# [Task]
Write out the lines from the first one down to and including the line with "- ratio-point-382-17: [312, 899, 325, 911]", copying each without any change.

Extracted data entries
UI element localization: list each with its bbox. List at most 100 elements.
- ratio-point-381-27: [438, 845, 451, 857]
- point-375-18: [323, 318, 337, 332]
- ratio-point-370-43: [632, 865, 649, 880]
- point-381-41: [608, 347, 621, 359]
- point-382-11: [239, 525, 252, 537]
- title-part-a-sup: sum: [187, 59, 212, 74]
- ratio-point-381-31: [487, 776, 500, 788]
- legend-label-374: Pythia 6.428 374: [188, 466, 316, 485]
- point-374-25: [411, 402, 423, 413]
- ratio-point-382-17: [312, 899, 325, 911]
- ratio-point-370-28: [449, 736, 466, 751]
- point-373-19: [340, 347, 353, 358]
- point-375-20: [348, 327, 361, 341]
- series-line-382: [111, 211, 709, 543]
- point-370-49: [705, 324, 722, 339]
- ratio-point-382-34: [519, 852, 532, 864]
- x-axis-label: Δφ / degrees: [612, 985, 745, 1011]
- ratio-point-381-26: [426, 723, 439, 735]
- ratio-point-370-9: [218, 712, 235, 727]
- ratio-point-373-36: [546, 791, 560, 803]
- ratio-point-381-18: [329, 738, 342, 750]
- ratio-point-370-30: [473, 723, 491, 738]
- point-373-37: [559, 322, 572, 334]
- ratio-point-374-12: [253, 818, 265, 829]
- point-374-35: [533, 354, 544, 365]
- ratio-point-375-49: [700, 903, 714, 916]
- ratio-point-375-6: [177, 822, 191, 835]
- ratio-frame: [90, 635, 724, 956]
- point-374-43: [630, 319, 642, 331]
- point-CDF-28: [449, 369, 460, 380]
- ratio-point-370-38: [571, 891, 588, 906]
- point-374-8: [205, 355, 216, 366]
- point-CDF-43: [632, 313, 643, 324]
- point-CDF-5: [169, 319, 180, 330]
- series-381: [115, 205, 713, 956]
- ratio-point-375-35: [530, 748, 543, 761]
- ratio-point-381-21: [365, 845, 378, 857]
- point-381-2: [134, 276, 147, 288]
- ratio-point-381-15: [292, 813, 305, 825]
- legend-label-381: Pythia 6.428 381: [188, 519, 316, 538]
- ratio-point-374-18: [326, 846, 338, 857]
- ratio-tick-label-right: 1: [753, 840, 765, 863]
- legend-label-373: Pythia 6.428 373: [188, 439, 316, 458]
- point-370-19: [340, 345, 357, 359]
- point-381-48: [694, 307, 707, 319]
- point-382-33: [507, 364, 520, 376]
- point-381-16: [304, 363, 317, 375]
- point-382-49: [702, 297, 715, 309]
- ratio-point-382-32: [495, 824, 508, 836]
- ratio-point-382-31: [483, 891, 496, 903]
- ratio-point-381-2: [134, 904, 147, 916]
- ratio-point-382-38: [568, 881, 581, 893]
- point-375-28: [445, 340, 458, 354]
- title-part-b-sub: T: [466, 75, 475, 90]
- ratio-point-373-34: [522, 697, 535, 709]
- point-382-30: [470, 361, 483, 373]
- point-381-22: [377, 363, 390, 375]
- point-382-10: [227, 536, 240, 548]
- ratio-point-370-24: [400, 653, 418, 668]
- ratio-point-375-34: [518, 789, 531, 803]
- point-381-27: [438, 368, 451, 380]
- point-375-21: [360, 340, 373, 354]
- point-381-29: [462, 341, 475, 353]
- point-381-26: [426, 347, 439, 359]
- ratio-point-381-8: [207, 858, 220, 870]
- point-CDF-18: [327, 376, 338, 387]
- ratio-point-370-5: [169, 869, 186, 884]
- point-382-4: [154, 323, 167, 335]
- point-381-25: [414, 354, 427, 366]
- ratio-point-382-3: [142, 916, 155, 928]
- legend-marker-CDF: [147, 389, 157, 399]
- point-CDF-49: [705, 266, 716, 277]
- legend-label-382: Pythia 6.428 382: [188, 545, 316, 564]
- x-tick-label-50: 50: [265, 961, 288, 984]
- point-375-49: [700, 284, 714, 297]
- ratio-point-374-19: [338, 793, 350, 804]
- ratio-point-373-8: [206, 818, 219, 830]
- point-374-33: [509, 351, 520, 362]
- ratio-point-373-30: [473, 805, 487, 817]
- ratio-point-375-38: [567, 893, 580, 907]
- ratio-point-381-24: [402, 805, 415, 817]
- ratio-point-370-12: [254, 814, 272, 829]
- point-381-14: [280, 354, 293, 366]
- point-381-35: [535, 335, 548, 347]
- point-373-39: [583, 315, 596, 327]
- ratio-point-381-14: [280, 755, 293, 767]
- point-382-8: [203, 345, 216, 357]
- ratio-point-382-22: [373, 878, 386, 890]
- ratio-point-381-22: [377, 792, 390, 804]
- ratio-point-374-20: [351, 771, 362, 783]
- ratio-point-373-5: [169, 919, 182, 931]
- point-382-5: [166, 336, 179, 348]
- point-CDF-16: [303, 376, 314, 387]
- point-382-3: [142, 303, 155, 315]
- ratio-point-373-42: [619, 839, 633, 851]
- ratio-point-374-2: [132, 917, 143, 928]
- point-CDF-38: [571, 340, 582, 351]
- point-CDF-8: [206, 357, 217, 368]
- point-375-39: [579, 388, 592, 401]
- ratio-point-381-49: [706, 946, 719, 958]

# [Final result]
UI element localization: list each with its bbox. List at most 100 elements.
- ratio-point-381-27: [438, 845, 451, 857]
- point-375-18: [323, 318, 337, 332]
- ratio-point-370-43: [632, 865, 649, 880]
- point-381-41: [608, 347, 621, 359]
- point-382-11: [239, 525, 252, 537]
- title-part-a-sup: sum: [187, 59, 212, 74]
- ratio-point-381-31: [487, 776, 500, 788]
- legend-label-374: Pythia 6.428 374: [188, 466, 316, 485]
- point-374-25: [411, 402, 423, 413]
- ratio-point-382-17: [312, 899, 325, 911]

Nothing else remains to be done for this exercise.